TASK OBJECTIVE: Note how many lines contain "course" and give that number, with nothing else.

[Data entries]
** begin **

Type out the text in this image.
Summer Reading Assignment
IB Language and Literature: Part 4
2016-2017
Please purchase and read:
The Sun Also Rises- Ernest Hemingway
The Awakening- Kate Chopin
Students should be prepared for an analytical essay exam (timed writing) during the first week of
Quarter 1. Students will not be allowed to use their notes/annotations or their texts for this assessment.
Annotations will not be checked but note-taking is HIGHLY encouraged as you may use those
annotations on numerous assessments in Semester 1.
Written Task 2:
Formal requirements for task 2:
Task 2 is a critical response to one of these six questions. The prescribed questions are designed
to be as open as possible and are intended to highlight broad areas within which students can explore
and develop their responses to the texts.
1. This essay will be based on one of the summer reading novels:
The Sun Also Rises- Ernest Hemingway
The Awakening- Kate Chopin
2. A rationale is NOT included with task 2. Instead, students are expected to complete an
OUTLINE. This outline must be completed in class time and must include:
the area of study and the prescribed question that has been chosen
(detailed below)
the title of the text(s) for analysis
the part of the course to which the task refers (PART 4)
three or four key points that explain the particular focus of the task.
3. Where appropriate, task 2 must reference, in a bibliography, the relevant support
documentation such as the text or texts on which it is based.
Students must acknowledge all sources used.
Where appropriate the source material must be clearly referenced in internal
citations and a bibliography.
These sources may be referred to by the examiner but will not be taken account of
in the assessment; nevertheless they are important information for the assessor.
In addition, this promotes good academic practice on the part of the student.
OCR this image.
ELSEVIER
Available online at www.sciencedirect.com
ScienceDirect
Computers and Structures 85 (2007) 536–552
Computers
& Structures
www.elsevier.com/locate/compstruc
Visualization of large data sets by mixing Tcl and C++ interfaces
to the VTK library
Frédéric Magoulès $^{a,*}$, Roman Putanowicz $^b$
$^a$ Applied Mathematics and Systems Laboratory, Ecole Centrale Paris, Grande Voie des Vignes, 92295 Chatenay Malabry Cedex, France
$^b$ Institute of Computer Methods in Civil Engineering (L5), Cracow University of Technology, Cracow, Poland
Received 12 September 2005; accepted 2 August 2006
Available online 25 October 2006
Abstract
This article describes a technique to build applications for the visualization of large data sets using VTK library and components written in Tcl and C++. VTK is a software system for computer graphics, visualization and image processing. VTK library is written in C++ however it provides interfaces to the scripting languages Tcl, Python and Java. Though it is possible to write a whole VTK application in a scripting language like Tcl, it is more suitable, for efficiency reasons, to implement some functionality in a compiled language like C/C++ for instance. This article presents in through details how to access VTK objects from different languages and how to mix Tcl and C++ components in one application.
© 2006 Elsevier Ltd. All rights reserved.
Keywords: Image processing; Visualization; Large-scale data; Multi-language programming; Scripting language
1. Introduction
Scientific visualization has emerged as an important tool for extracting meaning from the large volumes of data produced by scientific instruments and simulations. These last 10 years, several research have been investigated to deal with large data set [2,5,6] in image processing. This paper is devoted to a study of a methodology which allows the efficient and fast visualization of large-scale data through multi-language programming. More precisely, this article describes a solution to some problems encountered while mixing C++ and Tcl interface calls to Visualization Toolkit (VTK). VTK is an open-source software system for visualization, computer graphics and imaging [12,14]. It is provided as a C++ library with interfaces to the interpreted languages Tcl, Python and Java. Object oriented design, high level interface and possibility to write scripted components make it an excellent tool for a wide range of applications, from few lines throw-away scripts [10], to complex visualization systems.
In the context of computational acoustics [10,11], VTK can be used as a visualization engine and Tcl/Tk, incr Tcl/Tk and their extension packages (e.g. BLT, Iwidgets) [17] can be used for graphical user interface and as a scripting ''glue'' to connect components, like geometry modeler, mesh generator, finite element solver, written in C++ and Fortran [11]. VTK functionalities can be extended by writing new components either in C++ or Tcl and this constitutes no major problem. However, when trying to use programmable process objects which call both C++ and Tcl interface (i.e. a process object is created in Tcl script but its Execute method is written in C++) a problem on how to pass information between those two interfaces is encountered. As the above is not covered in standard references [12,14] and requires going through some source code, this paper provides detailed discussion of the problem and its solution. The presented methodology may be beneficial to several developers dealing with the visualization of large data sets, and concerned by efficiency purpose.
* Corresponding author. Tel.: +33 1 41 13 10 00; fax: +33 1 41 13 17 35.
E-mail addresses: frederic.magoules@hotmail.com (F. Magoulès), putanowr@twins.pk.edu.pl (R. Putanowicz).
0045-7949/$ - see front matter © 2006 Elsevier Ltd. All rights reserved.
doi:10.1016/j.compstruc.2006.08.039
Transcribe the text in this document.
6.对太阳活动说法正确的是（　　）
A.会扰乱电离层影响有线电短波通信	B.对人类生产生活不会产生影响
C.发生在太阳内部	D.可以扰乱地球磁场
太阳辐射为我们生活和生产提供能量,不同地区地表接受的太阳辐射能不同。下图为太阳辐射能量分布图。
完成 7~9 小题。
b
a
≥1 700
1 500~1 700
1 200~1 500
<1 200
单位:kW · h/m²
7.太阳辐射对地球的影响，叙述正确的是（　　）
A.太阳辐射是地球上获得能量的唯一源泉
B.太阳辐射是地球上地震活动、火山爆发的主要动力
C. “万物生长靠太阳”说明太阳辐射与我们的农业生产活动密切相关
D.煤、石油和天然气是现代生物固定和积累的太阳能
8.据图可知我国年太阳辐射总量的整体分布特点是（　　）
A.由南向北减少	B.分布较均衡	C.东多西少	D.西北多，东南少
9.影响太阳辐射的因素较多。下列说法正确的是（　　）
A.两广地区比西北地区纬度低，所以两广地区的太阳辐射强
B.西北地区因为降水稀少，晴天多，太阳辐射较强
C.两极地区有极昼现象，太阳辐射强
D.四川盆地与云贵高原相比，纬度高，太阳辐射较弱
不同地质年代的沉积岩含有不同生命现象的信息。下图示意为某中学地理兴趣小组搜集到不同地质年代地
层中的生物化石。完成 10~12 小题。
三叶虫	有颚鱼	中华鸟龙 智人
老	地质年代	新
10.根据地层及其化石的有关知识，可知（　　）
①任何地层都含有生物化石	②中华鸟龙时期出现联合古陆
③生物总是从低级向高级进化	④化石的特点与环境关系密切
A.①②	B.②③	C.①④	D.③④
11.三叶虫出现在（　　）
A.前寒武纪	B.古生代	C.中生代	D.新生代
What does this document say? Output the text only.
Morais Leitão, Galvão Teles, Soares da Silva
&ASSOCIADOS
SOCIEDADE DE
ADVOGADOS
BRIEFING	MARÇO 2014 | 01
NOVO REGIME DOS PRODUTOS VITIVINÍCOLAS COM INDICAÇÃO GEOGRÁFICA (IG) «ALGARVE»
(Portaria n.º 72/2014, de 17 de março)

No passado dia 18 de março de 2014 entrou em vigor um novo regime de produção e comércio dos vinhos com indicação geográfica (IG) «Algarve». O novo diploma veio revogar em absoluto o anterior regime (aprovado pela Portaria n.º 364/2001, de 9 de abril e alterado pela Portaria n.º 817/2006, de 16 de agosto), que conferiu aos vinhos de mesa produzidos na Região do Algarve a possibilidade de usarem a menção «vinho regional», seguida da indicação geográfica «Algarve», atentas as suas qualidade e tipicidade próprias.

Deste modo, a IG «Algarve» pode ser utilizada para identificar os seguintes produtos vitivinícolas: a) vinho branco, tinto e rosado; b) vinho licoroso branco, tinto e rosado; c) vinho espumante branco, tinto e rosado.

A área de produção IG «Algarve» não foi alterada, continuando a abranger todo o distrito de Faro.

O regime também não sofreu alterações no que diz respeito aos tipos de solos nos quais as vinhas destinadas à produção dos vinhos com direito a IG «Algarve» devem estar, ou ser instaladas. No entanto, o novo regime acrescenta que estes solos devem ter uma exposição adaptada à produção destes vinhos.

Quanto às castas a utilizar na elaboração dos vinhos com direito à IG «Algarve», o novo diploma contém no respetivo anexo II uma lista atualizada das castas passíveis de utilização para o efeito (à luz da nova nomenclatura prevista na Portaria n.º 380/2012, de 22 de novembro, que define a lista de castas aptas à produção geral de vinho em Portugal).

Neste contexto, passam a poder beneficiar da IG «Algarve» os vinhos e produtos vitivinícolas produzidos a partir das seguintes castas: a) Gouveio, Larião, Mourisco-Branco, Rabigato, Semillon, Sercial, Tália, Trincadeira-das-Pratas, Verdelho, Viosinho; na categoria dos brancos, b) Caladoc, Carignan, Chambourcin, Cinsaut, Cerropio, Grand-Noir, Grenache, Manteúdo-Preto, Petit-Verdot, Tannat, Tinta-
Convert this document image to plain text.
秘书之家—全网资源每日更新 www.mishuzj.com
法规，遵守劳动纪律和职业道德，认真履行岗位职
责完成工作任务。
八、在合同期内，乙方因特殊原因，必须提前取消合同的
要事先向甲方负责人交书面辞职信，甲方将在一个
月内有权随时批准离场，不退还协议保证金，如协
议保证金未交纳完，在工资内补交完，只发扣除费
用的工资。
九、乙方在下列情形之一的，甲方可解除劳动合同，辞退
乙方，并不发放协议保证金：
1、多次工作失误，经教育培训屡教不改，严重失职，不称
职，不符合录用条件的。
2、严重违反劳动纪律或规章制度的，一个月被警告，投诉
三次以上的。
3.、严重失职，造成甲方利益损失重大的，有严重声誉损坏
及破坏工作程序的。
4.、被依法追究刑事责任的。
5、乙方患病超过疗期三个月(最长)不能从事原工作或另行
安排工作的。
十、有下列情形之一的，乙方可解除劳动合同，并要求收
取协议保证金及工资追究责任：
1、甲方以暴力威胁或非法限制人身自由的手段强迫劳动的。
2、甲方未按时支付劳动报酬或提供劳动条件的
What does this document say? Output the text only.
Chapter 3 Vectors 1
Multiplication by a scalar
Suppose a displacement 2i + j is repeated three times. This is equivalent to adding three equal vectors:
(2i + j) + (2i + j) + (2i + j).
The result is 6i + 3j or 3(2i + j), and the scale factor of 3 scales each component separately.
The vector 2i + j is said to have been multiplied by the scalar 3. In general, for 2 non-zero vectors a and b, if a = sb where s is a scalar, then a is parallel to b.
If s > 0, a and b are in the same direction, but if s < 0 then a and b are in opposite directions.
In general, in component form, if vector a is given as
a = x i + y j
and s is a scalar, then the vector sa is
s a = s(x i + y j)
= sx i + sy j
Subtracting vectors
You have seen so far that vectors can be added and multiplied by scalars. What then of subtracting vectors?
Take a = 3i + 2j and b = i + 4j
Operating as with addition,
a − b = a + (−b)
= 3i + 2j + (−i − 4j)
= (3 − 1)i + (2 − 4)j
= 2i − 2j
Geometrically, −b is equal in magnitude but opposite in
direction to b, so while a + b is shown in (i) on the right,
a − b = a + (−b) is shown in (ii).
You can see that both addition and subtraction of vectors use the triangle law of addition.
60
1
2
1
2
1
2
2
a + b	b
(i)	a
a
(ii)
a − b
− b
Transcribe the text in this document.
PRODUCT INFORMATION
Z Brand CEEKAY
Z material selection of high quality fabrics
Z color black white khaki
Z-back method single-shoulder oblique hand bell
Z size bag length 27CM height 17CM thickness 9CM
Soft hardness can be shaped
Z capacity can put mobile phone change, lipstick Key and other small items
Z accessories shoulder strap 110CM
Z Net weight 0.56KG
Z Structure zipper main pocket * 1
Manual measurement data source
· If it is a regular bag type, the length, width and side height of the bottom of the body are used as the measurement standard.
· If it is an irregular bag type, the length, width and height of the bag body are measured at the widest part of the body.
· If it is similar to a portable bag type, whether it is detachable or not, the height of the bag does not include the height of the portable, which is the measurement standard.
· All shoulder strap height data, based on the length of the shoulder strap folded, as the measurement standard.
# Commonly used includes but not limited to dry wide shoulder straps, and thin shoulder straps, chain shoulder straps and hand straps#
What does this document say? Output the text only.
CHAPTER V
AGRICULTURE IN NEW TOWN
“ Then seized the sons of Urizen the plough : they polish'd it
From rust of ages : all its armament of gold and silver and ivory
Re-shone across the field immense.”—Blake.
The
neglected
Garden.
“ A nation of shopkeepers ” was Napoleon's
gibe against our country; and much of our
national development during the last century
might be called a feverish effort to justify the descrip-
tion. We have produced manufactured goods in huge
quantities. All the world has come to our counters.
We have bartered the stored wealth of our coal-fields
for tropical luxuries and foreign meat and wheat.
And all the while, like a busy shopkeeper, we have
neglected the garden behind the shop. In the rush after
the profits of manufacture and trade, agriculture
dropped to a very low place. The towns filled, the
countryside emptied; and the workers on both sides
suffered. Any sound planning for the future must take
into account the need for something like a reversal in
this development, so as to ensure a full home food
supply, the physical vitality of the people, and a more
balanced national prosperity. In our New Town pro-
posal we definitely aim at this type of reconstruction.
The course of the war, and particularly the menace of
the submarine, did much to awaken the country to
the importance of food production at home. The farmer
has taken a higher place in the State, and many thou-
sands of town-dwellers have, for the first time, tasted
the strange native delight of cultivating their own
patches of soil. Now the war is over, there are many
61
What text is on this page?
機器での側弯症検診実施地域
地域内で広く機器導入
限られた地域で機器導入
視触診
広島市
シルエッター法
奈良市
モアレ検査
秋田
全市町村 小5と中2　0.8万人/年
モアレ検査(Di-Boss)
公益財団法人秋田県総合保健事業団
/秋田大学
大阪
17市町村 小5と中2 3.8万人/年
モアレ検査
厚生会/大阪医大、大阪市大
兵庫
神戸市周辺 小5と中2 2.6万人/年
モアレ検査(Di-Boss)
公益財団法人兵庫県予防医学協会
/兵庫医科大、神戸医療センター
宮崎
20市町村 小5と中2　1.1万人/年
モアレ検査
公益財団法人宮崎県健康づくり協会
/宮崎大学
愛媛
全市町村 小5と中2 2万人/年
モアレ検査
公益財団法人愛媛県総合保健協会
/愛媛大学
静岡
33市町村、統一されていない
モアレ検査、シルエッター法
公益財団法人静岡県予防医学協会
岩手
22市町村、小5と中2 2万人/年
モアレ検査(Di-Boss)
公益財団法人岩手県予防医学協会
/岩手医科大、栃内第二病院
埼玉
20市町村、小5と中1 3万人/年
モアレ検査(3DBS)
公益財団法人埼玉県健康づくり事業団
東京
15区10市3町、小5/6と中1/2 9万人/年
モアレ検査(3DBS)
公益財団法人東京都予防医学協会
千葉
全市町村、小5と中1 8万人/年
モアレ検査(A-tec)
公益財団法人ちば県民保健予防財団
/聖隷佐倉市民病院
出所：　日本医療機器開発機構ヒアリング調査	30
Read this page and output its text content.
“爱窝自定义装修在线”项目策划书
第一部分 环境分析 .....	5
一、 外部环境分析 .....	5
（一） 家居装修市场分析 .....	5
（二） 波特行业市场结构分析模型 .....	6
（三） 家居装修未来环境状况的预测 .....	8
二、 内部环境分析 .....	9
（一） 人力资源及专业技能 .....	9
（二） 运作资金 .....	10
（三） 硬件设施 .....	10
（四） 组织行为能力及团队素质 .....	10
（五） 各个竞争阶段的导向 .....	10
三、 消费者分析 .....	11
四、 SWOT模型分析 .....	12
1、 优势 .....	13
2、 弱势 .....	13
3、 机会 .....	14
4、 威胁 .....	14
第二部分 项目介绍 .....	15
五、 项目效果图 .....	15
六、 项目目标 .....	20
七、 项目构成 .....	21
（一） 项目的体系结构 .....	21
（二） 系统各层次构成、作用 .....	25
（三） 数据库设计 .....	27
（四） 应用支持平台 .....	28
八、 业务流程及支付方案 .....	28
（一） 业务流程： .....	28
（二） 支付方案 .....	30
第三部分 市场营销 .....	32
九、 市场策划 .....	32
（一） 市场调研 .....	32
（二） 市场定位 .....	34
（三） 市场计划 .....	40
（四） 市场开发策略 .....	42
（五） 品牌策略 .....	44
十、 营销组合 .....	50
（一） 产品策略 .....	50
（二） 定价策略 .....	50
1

** end **

ANSWER FOR THE TASK: 2